━━ Data provided ━━

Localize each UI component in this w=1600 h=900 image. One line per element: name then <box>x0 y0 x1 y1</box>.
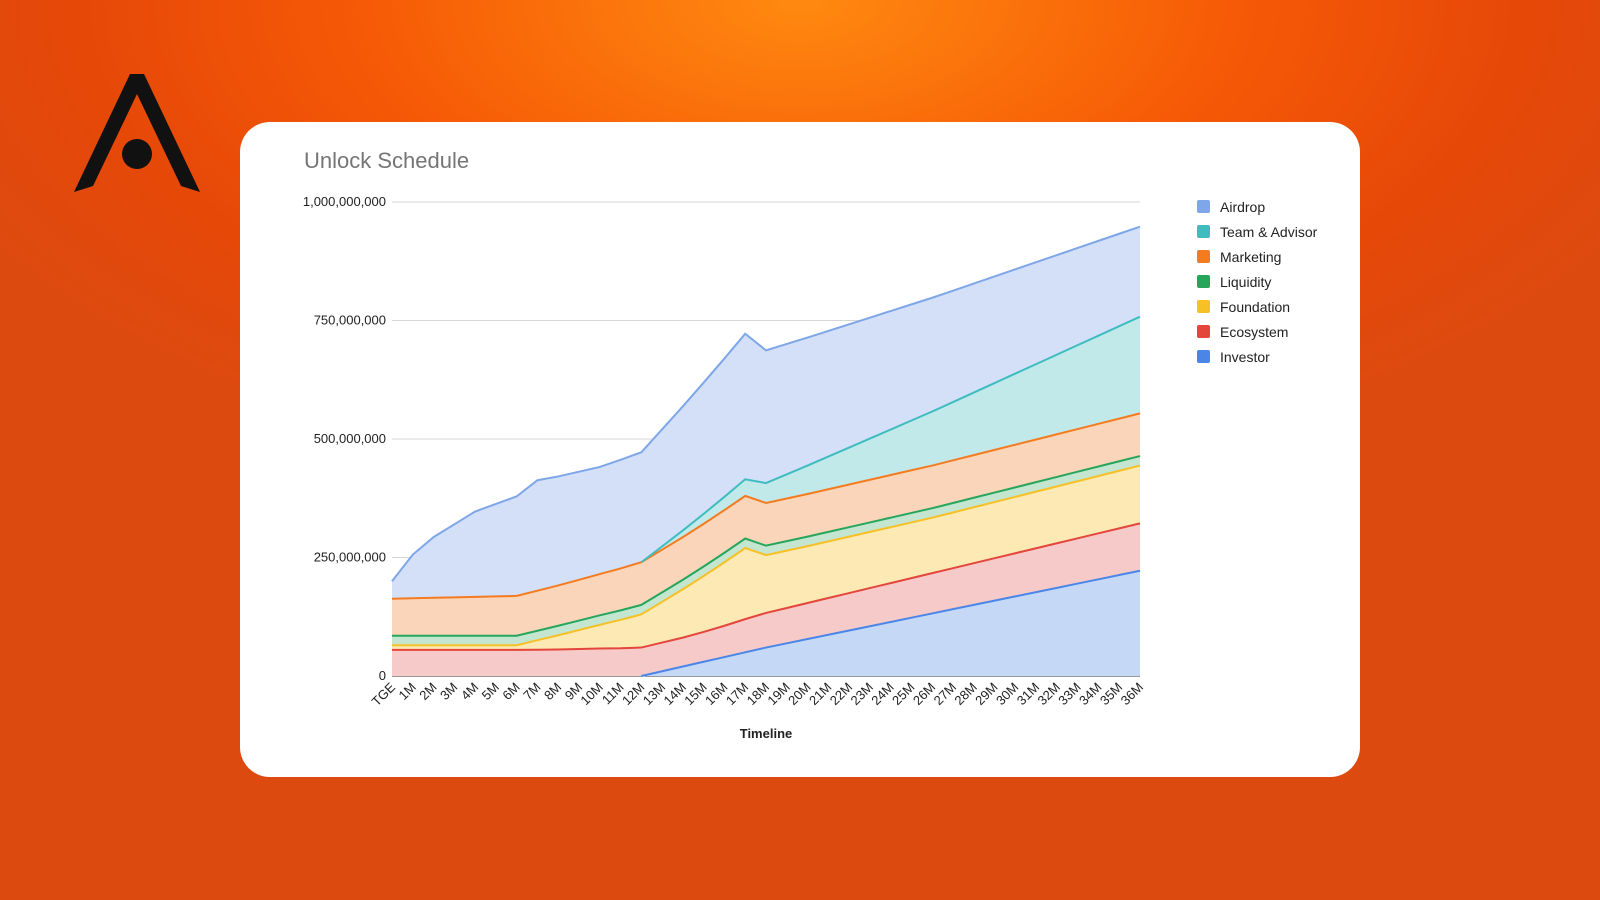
area-airdrop <box>392 226 1140 599</box>
x-tick-label: 4M <box>458 680 481 703</box>
legend-item: Investor <box>1197 344 1317 369</box>
legend-item: Ecosystem <box>1197 319 1317 344</box>
x-axis-title: Timeline <box>740 726 793 741</box>
area-investor <box>392 570 1140 676</box>
x-tick-label: 7M <box>520 680 543 703</box>
x-axis: TGE1M2M3M4M5M6M7M8M9M10M11M12M13M14M15M1… <box>369 679 1147 709</box>
line-marketing <box>391 412 1141 600</box>
chart-svg: 0 250,000,000 500,000,000 750,000,000 1,000,… <box>303 194 1147 741</box>
line-ecosystem <box>392 522 1141 651</box>
y-tick-label: 250,000,000 <box>314 550 386 565</box>
area-foundation <box>392 465 1140 650</box>
area-ecosystem <box>392 523 1140 676</box>
x-tick-label: 6M <box>499 680 522 703</box>
legend-label: Foundation <box>1220 298 1291 315</box>
legend-swatch <box>1197 350 1210 363</box>
line-liquidity <box>392 455 1141 637</box>
x-tick-label: 36M <box>1118 680 1146 708</box>
legend-item: Airdrop <box>1197 194 1317 219</box>
line-airdrop <box>391 225 1141 582</box>
line-foundation <box>392 464 1141 647</box>
legend-item: Marketing <box>1197 244 1317 269</box>
legend-swatch <box>1197 275 1210 288</box>
area-layer <box>392 226 1140 676</box>
x-tick-label: 1M <box>396 680 419 703</box>
legend-label: Liquidity <box>1220 273 1272 290</box>
line-investor <box>641 569 1141 677</box>
legend-label: Ecosystem <box>1220 323 1289 340</box>
legend-swatch <box>1197 325 1210 338</box>
legend-label: Airdrop <box>1220 198 1266 215</box>
chart-title: Unlock Schedule <box>304 148 470 173</box>
y-tick-label: 750,000,000 <box>314 313 386 328</box>
chart-legend: Airdrop Team & Advisor Marketing Liquidity F… <box>1197 194 1317 369</box>
y-tick-label: 0 <box>379 668 386 683</box>
legend-item: Foundation <box>1197 294 1317 319</box>
legend-item: Liquidity <box>1197 269 1317 294</box>
y-tick-label: 500,000,000 <box>314 431 386 446</box>
legend-label: Team & Advisor <box>1220 223 1318 240</box>
line-layer <box>391 225 1141 677</box>
x-tick-label: 2M <box>416 680 439 703</box>
legend-swatch <box>1197 250 1210 263</box>
legend-swatch <box>1197 200 1210 213</box>
chart-card: Unlock Schedule 0 250,000,000 500,000,000 7… <box>240 122 1360 777</box>
x-tick-label: 3M <box>437 680 460 703</box>
line-team-advisor <box>640 315 1141 564</box>
brand-logo <box>72 72 202 197</box>
x-tick-label: 8M <box>541 680 564 703</box>
x-tick-label: TGE <box>369 679 399 709</box>
legend-label: Marketing <box>1220 248 1282 265</box>
a-letter-logo-icon <box>74 74 200 192</box>
legend-item: Team & Advisor <box>1197 219 1317 244</box>
legend-label: Investor <box>1220 348 1270 365</box>
legend-swatch <box>1197 300 1210 313</box>
x-tick-label: 5M <box>479 680 502 703</box>
legend-swatch <box>1197 225 1210 238</box>
y-tick-label: 1,000,000,000 <box>303 194 386 209</box>
y-axis: 0 250,000,000 500,000,000 750,000,000 1,000,… <box>303 194 386 683</box>
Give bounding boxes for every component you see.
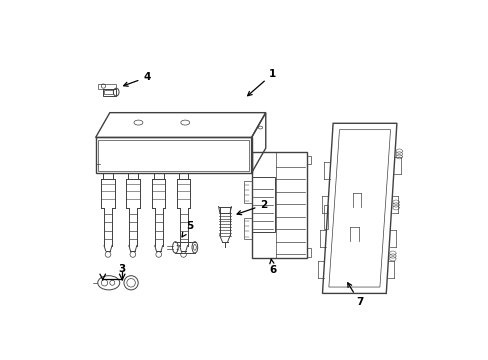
- Text: 7: 7: [347, 283, 363, 307]
- Bar: [244, 217, 251, 239]
- Text: 2: 2: [237, 200, 267, 215]
- Bar: [251, 152, 306, 258]
- Bar: [104, 90, 113, 94]
- Text: 5: 5: [182, 221, 193, 237]
- Text: 1: 1: [247, 69, 276, 96]
- Bar: [306, 156, 310, 165]
- Bar: [244, 181, 251, 203]
- Text: 6: 6: [269, 259, 276, 275]
- Bar: [251, 177, 274, 233]
- Text: 4: 4: [123, 72, 150, 86]
- Bar: [306, 248, 310, 257]
- Text: 3: 3: [119, 264, 125, 274]
- Bar: [323, 205, 327, 229]
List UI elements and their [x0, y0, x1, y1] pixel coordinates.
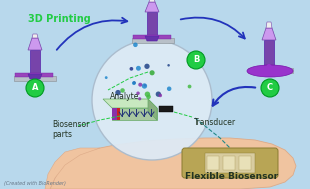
Text: Biosensor
parts: Biosensor parts: [52, 120, 89, 139]
Text: Transducer: Transducer: [194, 118, 236, 127]
Bar: [239, 156, 251, 170]
Ellipse shape: [266, 64, 272, 72]
Circle shape: [167, 64, 170, 67]
Circle shape: [144, 84, 146, 87]
Polygon shape: [50, 138, 296, 189]
Circle shape: [138, 97, 141, 100]
Bar: [159, 106, 173, 112]
Text: 3D Printing: 3D Printing: [28, 14, 91, 24]
Circle shape: [105, 76, 108, 79]
Circle shape: [144, 64, 150, 69]
Bar: [147, 12, 157, 38]
Circle shape: [130, 67, 133, 71]
Text: B: B: [193, 56, 199, 64]
Circle shape: [167, 87, 171, 91]
Bar: [248, 68, 293, 73]
Text: A: A: [32, 84, 38, 92]
Polygon shape: [103, 99, 157, 108]
Polygon shape: [145, 2, 159, 12]
Polygon shape: [45, 148, 100, 189]
Circle shape: [261, 79, 279, 97]
Polygon shape: [149, 0, 155, 2]
Polygon shape: [112, 108, 117, 120]
Text: Flexible Biosensor: Flexible Biosensor: [185, 172, 279, 181]
Circle shape: [142, 83, 147, 89]
Circle shape: [156, 91, 161, 97]
Bar: [132, 38, 174, 43]
Text: (Created with BioRender): (Created with BioRender): [4, 181, 66, 186]
Bar: [207, 156, 219, 170]
Bar: [14, 76, 56, 81]
Polygon shape: [145, 36, 159, 41]
Bar: [30, 50, 40, 76]
Text: Analyte: Analyte: [110, 92, 140, 101]
Circle shape: [149, 70, 155, 75]
Polygon shape: [28, 74, 42, 79]
Polygon shape: [262, 28, 276, 40]
Circle shape: [188, 85, 192, 88]
Circle shape: [136, 66, 141, 71]
Polygon shape: [28, 38, 42, 50]
Polygon shape: [266, 22, 272, 28]
Polygon shape: [148, 99, 157, 120]
Bar: [205, 153, 255, 173]
Bar: [223, 156, 235, 170]
Text: C: C: [267, 84, 273, 92]
Bar: [15, 73, 53, 77]
Circle shape: [158, 94, 162, 97]
Circle shape: [120, 88, 125, 93]
Circle shape: [133, 43, 138, 47]
Circle shape: [26, 79, 44, 97]
Polygon shape: [117, 108, 120, 120]
Circle shape: [133, 81, 136, 84]
Bar: [264, 40, 274, 68]
FancyBboxPatch shape: [182, 148, 278, 178]
Bar: [133, 35, 171, 39]
Circle shape: [187, 51, 205, 69]
Circle shape: [138, 83, 142, 87]
Polygon shape: [32, 34, 38, 38]
Circle shape: [132, 81, 136, 85]
Polygon shape: [112, 108, 157, 120]
Circle shape: [115, 90, 121, 95]
Circle shape: [146, 94, 151, 99]
Circle shape: [145, 91, 150, 97]
Ellipse shape: [247, 65, 293, 77]
Circle shape: [136, 91, 140, 95]
Circle shape: [92, 40, 212, 160]
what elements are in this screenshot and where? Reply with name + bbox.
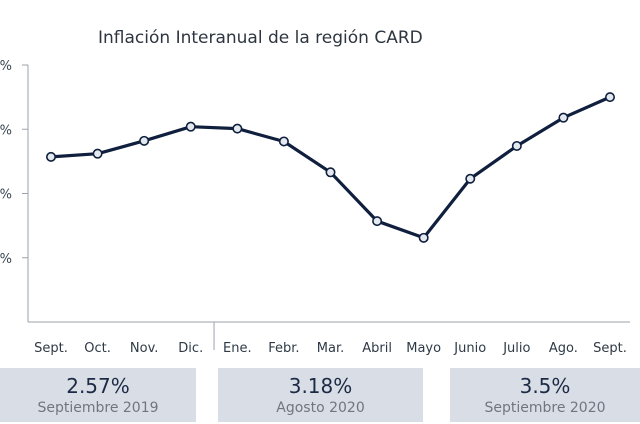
x-tick-label: Mayo [406, 341, 441, 356]
summary-box-aug-2020: 3.18% Agosto 2020 [218, 368, 423, 422]
data-point [604, 92, 615, 103]
data-point [465, 173, 476, 184]
x-tick-group: Sept. Oct. Nov. Dic. Ene. Febr. Mar. Abril Mayo J… [34, 341, 627, 356]
summary-label: Septiembre 2020 [484, 400, 606, 416]
x-tick-label: Nov. [130, 341, 159, 356]
summary-value: 3.18% [288, 374, 353, 398]
y-tick-label: % [0, 188, 12, 203]
data-point [92, 148, 103, 159]
x-tick-label: Junio [453, 341, 486, 356]
x-tick-label: Oct. [84, 341, 111, 356]
data-point [511, 140, 522, 151]
summary-value: 3.5% [519, 374, 571, 398]
y-tick-group: %%%% [0, 59, 28, 267]
data-point [185, 121, 196, 132]
summary-label: Agosto 2020 [276, 400, 365, 416]
y-tick-label: % [0, 59, 12, 74]
data-point [372, 216, 383, 227]
y-tick-label: % [0, 123, 12, 138]
x-tick-label: Ago. [549, 341, 578, 356]
data-point [418, 232, 429, 243]
data-point [139, 135, 150, 146]
x-tick-label: Sept. [593, 341, 627, 356]
summary-label: Septiembre 2019 [37, 400, 159, 416]
x-tick-label: Ene. [223, 341, 252, 356]
line-chart: Inflación Interanual de la región CARD %… [0, 28, 630, 356]
data-point [45, 151, 56, 162]
x-tick-label: Mar. [317, 341, 344, 356]
x-tick-label: Abril [362, 341, 392, 356]
summary-box-sept-2020: 3.5% Septiembre 2020 [450, 368, 640, 422]
data-point [232, 123, 243, 134]
chart-title: Inflación Interanual de la región CARD [98, 28, 423, 48]
y-tick-label: % [0, 252, 12, 267]
summary-value: 2.57% [66, 374, 130, 398]
summary-box-sept-2019: 2.57% Septiembre 2019 [0, 368, 196, 422]
x-tick-label: Dic. [178, 341, 203, 356]
x-tick-label: Febr. [268, 341, 299, 356]
data-point [558, 112, 569, 123]
x-tick-label: Sept. [34, 341, 68, 356]
x-tick-label: Julio [502, 341, 530, 356]
data-point [325, 167, 336, 178]
data-point-group [45, 92, 615, 243]
data-point [278, 136, 289, 147]
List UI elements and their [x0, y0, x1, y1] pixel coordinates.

━━━

**What the task requires:** Reproduce verbatim the lines of the listing starting at the line containing "Text: Biosensor" and ending at the line containing "Text: 3D Printing: 3D", both of those lines included.

**Task output:**
Text: Biosensor
parts: Biosensor parts: [52, 120, 89, 139]
Text: Transducer: Transducer: [194, 118, 236, 127]
Bar: [239, 156, 251, 170]
Ellipse shape: [266, 64, 272, 72]
Circle shape: [167, 64, 170, 67]
Circle shape: [144, 84, 146, 87]
Polygon shape: [50, 138, 296, 189]
Circle shape: [138, 97, 141, 100]
Bar: [159, 106, 173, 112]
Text: 3D Printing: 3D Printing: [28, 14, 91, 24]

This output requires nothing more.